[Dataset rows about figures]
— START —
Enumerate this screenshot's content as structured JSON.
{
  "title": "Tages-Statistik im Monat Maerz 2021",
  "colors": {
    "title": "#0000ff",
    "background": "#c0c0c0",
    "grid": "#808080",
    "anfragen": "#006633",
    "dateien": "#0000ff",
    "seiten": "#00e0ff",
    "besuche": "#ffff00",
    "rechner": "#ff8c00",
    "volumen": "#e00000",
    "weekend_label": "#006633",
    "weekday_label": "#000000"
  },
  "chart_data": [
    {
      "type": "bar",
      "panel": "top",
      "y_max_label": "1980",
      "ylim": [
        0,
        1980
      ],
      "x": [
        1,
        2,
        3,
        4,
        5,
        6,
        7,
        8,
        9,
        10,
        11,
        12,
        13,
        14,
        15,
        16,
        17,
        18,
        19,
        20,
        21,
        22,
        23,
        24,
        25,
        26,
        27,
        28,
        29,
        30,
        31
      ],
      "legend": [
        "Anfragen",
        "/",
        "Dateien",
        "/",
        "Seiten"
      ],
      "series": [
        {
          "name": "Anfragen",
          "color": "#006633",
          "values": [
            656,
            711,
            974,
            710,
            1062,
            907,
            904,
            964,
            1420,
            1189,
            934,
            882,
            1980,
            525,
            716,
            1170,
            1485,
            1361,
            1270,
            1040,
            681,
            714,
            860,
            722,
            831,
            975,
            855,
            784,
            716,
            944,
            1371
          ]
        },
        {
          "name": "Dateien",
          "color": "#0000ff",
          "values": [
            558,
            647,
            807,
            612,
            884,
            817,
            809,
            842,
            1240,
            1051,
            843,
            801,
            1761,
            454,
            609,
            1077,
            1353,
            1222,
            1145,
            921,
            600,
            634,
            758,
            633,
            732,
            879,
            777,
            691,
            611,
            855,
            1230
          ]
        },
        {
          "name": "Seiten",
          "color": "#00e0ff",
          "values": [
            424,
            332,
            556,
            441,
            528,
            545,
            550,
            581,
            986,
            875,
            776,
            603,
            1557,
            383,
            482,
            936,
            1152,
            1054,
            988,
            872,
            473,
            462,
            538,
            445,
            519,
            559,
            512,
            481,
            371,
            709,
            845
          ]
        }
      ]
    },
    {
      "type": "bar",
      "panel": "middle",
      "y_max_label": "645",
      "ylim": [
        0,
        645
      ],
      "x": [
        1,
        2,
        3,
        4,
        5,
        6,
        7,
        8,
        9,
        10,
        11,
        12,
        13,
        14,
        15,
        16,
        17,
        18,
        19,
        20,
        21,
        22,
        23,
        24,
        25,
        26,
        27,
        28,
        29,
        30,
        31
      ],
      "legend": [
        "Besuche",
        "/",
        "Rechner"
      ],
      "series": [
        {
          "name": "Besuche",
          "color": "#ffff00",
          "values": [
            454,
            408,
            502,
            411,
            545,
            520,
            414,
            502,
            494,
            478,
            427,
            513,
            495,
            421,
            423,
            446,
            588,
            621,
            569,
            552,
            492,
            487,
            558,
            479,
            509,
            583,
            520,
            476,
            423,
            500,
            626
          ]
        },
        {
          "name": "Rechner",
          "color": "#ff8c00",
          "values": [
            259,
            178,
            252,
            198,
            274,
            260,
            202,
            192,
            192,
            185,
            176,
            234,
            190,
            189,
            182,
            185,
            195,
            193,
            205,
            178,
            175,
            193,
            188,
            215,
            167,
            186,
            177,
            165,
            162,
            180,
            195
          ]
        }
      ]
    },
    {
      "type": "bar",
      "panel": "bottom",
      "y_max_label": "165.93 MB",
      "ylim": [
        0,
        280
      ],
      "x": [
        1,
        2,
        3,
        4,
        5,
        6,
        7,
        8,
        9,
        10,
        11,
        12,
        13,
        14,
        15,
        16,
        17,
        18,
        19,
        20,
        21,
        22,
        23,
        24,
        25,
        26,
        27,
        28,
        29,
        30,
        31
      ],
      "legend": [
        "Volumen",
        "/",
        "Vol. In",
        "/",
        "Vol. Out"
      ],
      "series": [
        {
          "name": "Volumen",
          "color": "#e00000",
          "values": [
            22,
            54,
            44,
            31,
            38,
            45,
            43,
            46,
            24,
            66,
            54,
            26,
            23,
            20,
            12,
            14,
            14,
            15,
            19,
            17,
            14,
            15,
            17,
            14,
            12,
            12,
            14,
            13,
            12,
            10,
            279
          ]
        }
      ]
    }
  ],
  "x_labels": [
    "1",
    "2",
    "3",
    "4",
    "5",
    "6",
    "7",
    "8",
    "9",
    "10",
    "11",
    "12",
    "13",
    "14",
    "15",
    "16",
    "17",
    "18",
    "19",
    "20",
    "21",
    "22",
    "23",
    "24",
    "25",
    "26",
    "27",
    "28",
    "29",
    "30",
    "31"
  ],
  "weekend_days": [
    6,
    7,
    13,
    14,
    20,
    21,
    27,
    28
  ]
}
— END —
Given problem = Reproduce the entries above in full by retyping them exactly.

Reply =
Enumerate this screenshot's content as structured JSON.
{
  "title": "Tages-Statistik im Monat Maerz 2021",
  "colors": {
    "title": "#0000ff",
    "background": "#c0c0c0",
    "grid": "#808080",
    "anfragen": "#006633",
    "dateien": "#0000ff",
    "seiten": "#00e0ff",
    "besuche": "#ffff00",
    "rechner": "#ff8c00",
    "volumen": "#e00000",
    "weekend_label": "#006633",
    "weekday_label": "#000000"
  },
  "chart_data": [
    {
      "type": "bar",
      "panel": "top",
      "y_max_label": "1980",
      "ylim": [
        0,
        1980
      ],
      "x": [
        1,
        2,
        3,
        4,
        5,
        6,
        7,
        8,
        9,
        10,
        11,
        12,
        13,
        14,
        15,
        16,
        17,
        18,
        19,
        20,
        21,
        22,
        23,
        24,
        25,
        26,
        27,
        28,
        29,
        30,
        31
      ],
      "legend": [
        "Anfragen",
        "/",
        "Dateien",
        "/",
        "Seiten"
      ],
      "series": [
        {
          "name": "Anfragen",
          "color": "#006633",
          "values": [
            656,
            711,
            974,
            710,
            1062,
            907,
            904,
            964,
            1420,
            1189,
            934,
            882,
            1980,
            525,
            716,
            1170,
            1485,
            1361,
            1270,
            1040,
            681,
            714,
            860,
            722,
            831,
            975,
            855,
            784,
            716,
            944,
            1371
          ]
        },
        {
          "name": "Dateien",
          "color": "#0000ff",
          "values": [
            558,
            647,
            807,
            612,
            884,
            817,
            809,
            842,
            1240,
            1051,
            843,
            801,
            1761,
            454,
            609,
            1077,
            1353,
            1222,
            1145,
            921,
            600,
            634,
            758,
            633,
            732,
            879,
            777,
            691,
            611,
            855,
            1230
          ]
        },
        {
          "name": "Seiten",
          "color": "#00e0ff",
          "values": [
            424,
            332,
            556,
            441,
            528,
            545,
            550,
            581,
            986,
            875,
            776,
            603,
            1557,
            383,
            482,
            936,
            1152,
            1054,
            988,
            872,
            473,
            462,
            538,
            445,
            519,
            559,
            512,
            481,
            371,
            709,
            845
          ]
        }
      ]
    },
    {
      "type": "bar",
      "panel": "middle",
      "y_max_label": "645",
      "ylim": [
        0,
        645
      ],
      "x": [
        1,
        2,
        3,
        4,
        5,
        6,
        7,
        8,
        9,
        10,
        11,
        12,
        13,
        14,
        15,
        16,
        17,
        18,
        19,
        20,
        21,
        22,
        23,
        24,
        25,
        26,
        27,
        28,
        29,
        30,
        31
      ],
      "legend": [
        "Besuche",
        "/",
        "Rechner"
      ],
      "series": [
        {
          "name": "Besuche",
          "color": "#ffff00",
          "values": [
            454,
            408,
            502,
            411,
            545,
            520,
            414,
            502,
            494,
            478,
            427,
            513,
            495,
            421,
            423,
            446,
            588,
            621,
            569,
            552,
            492,
            487,
            558,
            479,
            509,
            583,
            520,
            476,
            423,
            500,
            626
          ]
        },
        {
          "name": "Rechner",
          "color": "#ff8c00",
          "values": [
            259,
            178,
            252,
            198,
            274,
            260,
            202,
            192,
            192,
            185,
            176,
            234,
            190,
            189,
            182,
            185,
            195,
            193,
            205,
            178,
            175,
            193,
            188,
            215,
            167,
            186,
            177,
            165,
            162,
            180,
            195
          ]
        }
      ]
    },
    {
      "type": "bar",
      "panel": "bottom",
      "y_max_label": "165.93 MB",
      "ylim": [
        0,
        280
      ],
      "x": [
        1,
        2,
        3,
        4,
        5,
        6,
        7,
        8,
        9,
        10,
        11,
        12,
        13,
        14,
        15,
        16,
        17,
        18,
        19,
        20,
        21,
        22,
        23,
        24,
        25,
        26,
        27,
        28,
        29,
        30,
        31
      ],
      "legend": [
        "Volumen",
        "/",
        "Vol. In",
        "/",
        "Vol. Out"
      ],
      "series": [
        {
          "name": "Volumen",
          "color": "#e00000",
          "values": [
            22,
            54,
            44,
            31,
            38,
            45,
            43,
            46,
            24,
            66,
            54,
            26,
            23,
            20,
            12,
            14,
            14,
            15,
            19,
            17,
            14,
            15,
            17,
            14,
            12,
            12,
            14,
            13,
            12,
            10,
            279
          ]
        }
      ]
    }
  ],
  "x_labels": [
    "1",
    "2",
    "3",
    "4",
    "5",
    "6",
    "7",
    "8",
    "9",
    "10",
    "11",
    "12",
    "13",
    "14",
    "15",
    "16",
    "17",
    "18",
    "19",
    "20",
    "21",
    "22",
    "23",
    "24",
    "25",
    "26",
    "27",
    "28",
    "29",
    "30",
    "31"
  ],
  "weekend_days": [
    6,
    7,
    13,
    14,
    20,
    21,
    27,
    28
  ]
}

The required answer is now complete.